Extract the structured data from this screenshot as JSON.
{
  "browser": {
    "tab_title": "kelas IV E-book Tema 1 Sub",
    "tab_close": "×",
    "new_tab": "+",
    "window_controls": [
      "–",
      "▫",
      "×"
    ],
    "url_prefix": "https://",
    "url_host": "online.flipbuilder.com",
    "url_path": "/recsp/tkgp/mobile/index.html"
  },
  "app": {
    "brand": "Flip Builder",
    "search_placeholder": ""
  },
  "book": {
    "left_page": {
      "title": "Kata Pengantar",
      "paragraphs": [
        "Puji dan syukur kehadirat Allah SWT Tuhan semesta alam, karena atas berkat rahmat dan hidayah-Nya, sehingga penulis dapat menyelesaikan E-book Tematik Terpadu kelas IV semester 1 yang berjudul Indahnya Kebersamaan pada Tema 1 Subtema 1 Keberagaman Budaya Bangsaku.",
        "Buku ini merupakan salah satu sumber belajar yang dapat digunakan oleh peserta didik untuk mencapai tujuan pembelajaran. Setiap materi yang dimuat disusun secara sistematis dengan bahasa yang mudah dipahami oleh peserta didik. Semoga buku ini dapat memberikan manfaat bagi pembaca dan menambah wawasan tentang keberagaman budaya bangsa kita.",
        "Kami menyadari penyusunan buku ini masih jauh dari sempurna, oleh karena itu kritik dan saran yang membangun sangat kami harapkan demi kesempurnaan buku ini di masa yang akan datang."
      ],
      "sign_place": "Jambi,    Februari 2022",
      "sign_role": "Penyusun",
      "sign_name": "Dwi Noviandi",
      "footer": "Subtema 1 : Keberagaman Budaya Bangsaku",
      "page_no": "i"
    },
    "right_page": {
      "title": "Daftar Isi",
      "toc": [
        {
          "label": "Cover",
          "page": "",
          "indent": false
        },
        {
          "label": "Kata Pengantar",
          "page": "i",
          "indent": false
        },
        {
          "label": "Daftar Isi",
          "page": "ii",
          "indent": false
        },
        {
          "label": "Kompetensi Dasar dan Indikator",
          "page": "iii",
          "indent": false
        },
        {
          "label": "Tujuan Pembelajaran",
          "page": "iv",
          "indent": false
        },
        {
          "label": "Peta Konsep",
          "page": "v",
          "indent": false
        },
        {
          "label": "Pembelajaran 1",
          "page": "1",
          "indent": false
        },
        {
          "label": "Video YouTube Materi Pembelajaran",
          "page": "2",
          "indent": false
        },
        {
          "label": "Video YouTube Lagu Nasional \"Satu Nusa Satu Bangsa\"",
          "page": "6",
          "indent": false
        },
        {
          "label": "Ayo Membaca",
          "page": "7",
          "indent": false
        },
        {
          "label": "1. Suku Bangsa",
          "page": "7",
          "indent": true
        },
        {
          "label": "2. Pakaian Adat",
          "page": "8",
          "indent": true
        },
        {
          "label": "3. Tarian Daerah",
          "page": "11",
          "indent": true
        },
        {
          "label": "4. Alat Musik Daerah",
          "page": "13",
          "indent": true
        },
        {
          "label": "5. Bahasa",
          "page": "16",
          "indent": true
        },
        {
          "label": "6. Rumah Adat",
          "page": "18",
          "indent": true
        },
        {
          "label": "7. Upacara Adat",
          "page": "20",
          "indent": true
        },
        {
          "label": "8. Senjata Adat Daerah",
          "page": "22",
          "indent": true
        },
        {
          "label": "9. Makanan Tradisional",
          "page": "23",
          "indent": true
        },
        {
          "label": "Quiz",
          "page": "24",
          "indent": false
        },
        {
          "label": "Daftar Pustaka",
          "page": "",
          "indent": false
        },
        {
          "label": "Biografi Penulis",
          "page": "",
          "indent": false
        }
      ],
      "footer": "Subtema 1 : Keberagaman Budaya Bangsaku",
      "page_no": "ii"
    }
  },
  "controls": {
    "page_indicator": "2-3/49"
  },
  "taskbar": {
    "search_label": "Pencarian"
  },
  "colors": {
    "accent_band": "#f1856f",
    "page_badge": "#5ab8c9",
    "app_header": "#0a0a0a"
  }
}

#### [Requirements]
Lines that hold the word "Adat" are the ones to return, every one of them.

#### [The solution]
          "label": "2. Pakaian Adat",
          "label": "6. Rumah Adat",
          "label": "7. Upacara Adat",
          "label": "8. Senjata Adat Daerah",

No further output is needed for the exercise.